Write out the entire listing below exactly as it appears, minus any pictures.

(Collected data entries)
※

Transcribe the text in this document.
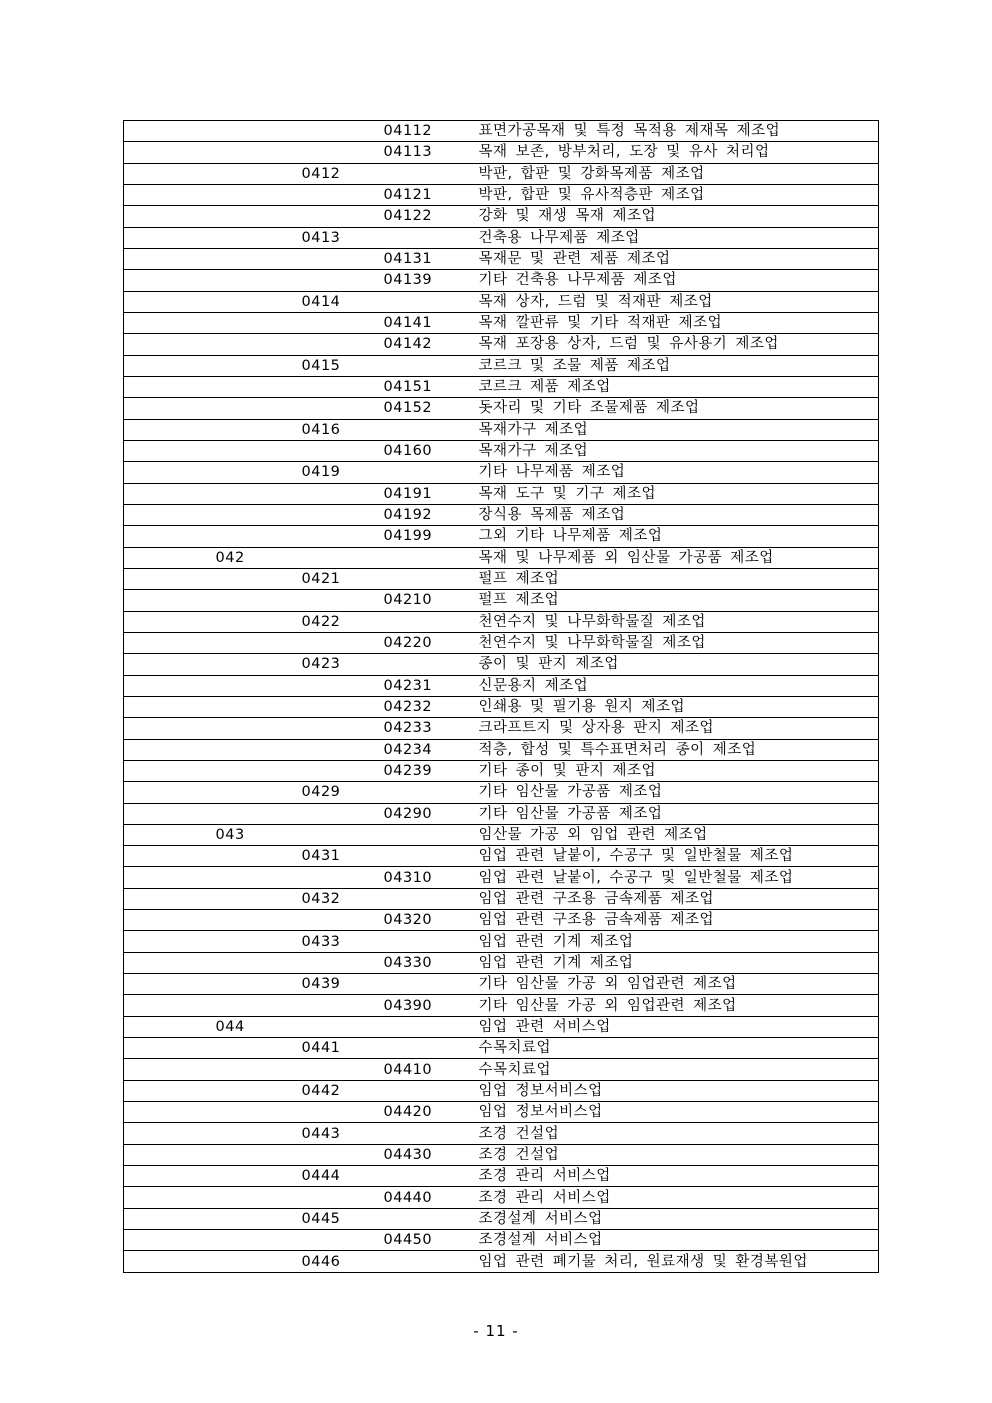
			04112	표면가공목재 및 특정 목적용 제재목 제조업
			04113	목재 보존, 방부처리, 도장 및 유사 처리업
		0412		박판, 합판 및 강화목제품 제조업
			04121	박판, 합판 및 유사적층판 제조업
			04122	강화 및 재생 목재 제조업
		0413		건축용 나무제품 제조업
			04131	목재문 및 관련 제품 제조업
			04139	기타 건축용 나무제품 제조업
		0414		목재 상자, 드럼 및 적재판 제조업
			04141	목재 깔판류 및 기타 적재판 제조업
			04142	목재 포장용 상자, 드럼 및 유사용기 제조업
		0415		코르크 및 조물 제품 제조업
			04151	코르크 제품 제조업
			04152	돗자리 및 기타 조물제품 제조업
		0416		목재가구 제조업
			04160	목재가구 제조업
		0419		기타 나무제품 제조업
			04191	목재 도구 및 기구 제조업
			04192	장식용 목제품 제조업
			04199	그외 기타 나무제품 제조업
	042			목재 및 나무제품 외 임산물 가공품 제조업
		0421		펄프 제조업
			04210	펄프 제조업
		0422		천연수지 및 나무화학물질 제조업
			04220	천연수지 및 나무화학물질 제조업
		0423		종이 및 판지 제조업
			04231	신문용지 제조업
			04232	인쇄용 및 필기용 원지 제조업
			04233	크라프트지 및 상자용 판지 제조업
			04234	적층, 합성 및 특수표면처리 종이 제조업
			04239	기타 종이 및 판지 제조업
		0429		기타 임산물 가공품 제조업
			04290	기타 임산물 가공품 제조업
	043			임산물 가공 외 임업 관련 제조업
		0431		임업 관련 날붙이, 수공구 및 일반철물 제조업
			04310	임업 관련 날붙이, 수공구 및 일반철물 제조업
		0432		임업 관련 구조용 금속제품 제조업
			04320	임업 관련 구조용 금속제품 제조업
		0433		임업 관련 기계 제조업
			04330	임업 관련 기계 제조업
		0439		기타 임산물 가공 외 임업관련 제조업
			04390	기타 임산물 가공 외 임업관련 제조업
	044			임업 관련 서비스업
		0441		수목치료업
			04410	수목치료업
		0442		임업 정보서비스업
			04420	임업 정보서비스업
		0443		조경 건설업
			04430	조경 건설업
		0444		조경 관리 서비스업
			04440	조경 관리 서비스업
		0445		조경설계 서비스업
			04450	조경설계 서비스업
		0446		임업 관련 폐기물 처리, 원료재생 및 환경복원업
- 11 -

※

### FULL ANSWER
Transcribe the text in this document.
			04112	표면가공목재 및 특정 목적용 제재목 제조업
			04113	목재 보존, 방부처리, 도장 및 유사 처리업
		0412		박판, 합판 및 강화목제품 제조업
			04121	박판, 합판 및 유사적층판 제조업
			04122	강화 및 재생 목재 제조업
		0413		건축용 나무제품 제조업
			04131	목재문 및 관련 제품 제조업
			04139	기타 건축용 나무제품 제조업
		0414		목재 상자, 드럼 및 적재판 제조업
			04141	목재 깔판류 및 기타 적재판 제조업
			04142	목재 포장용 상자, 드럼 및 유사용기 제조업
		0415		코르크 및 조물 제품 제조업
			04151	코르크 제품 제조업
			04152	돗자리 및 기타 조물제품 제조업
		0416		목재가구 제조업
			04160	목재가구 제조업
		0419		기타 나무제품 제조업
			04191	목재 도구 및 기구 제조업
			04192	장식용 목제품 제조업
			04199	그외 기타 나무제품 제조업
	042			목재 및 나무제품 외 임산물 가공품 제조업
		0421		펄프 제조업
			04210	펄프 제조업
		0422		천연수지 및 나무화학물질 제조업
			04220	천연수지 및 나무화학물질 제조업
		0423		종이 및 판지 제조업
			04231	신문용지 제조업
			04232	인쇄용 및 필기용 원지 제조업
			04233	크라프트지 및 상자용 판지 제조업
			04234	적층, 합성 및 특수표면처리 종이 제조업
			04239	기타 종이 및 판지 제조업
		0429		기타 임산물 가공품 제조업
			04290	기타 임산물 가공품 제조업
	043			임산물 가공 외 임업 관련 제조업
		0431		임업 관련 날붙이, 수공구 및 일반철물 제조업
			04310	임업 관련 날붙이, 수공구 및 일반철물 제조업
		0432		임업 관련 구조용 금속제품 제조업
			04320	임업 관련 구조용 금속제품 제조업
		0433		임업 관련 기계 제조업
			04330	임업 관련 기계 제조업
		0439		기타 임산물 가공 외 임업관련 제조업
			04390	기타 임산물 가공 외 임업관련 제조업
	044			임업 관련 서비스업
		0441		수목치료업
			04410	수목치료업
		0442		임업 정보서비스업
			04420	임업 정보서비스업
		0443		조경 건설업
			04430	조경 건설업
		0444		조경 관리 서비스업
			04440	조경 관리 서비스업
		0445		조경설계 서비스업
			04450	조경설계 서비스업
		0446		임업 관련 폐기물 처리, 원료재생 및 환경복원업
- 11 -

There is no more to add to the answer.